(Stored data)

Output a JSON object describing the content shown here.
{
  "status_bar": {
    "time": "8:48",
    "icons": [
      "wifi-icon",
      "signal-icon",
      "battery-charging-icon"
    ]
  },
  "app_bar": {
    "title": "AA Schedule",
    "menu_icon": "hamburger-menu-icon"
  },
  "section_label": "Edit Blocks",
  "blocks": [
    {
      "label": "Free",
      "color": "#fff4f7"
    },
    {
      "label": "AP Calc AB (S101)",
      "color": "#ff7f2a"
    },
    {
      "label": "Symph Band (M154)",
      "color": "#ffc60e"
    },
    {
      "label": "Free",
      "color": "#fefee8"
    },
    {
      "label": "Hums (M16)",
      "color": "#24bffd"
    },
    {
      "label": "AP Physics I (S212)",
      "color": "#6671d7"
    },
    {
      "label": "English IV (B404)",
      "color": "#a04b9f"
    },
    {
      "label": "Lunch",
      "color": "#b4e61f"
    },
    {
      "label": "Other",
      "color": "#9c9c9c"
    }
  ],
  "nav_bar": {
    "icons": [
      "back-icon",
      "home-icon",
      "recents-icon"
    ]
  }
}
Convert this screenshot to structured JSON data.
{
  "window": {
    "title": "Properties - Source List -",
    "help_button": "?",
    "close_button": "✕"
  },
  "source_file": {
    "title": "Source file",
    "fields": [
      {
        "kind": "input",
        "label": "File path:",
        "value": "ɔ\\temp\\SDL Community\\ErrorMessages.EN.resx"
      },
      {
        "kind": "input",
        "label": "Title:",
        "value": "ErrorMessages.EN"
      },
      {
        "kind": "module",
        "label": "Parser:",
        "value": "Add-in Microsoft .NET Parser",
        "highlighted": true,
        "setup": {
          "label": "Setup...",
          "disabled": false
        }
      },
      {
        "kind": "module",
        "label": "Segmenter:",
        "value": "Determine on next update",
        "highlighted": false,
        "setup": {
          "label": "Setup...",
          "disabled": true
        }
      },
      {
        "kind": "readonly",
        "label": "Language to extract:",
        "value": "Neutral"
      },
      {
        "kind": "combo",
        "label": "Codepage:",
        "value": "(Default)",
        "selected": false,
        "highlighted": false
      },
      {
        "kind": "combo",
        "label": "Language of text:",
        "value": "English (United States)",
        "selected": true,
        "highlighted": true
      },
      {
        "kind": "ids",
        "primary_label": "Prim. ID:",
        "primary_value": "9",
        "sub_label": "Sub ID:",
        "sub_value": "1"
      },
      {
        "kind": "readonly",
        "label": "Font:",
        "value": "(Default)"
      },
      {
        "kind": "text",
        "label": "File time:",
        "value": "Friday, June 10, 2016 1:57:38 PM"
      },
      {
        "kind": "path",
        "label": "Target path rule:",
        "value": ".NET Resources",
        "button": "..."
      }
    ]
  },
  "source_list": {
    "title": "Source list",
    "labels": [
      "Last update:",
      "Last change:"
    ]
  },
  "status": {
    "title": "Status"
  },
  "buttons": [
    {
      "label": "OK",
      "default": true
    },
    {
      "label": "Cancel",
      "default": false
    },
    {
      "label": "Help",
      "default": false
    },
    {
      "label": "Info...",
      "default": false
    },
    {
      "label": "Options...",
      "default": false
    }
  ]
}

● **PROBLEM DETAILS**
Go through the preceding material and copy each line that has the word "ErrorMessages".

● **FULL ANSWER**
        "value": "ɔ\\temp\\SDL Community\\ErrorMessages.EN.resx"
        "value": "ErrorMessages.EN"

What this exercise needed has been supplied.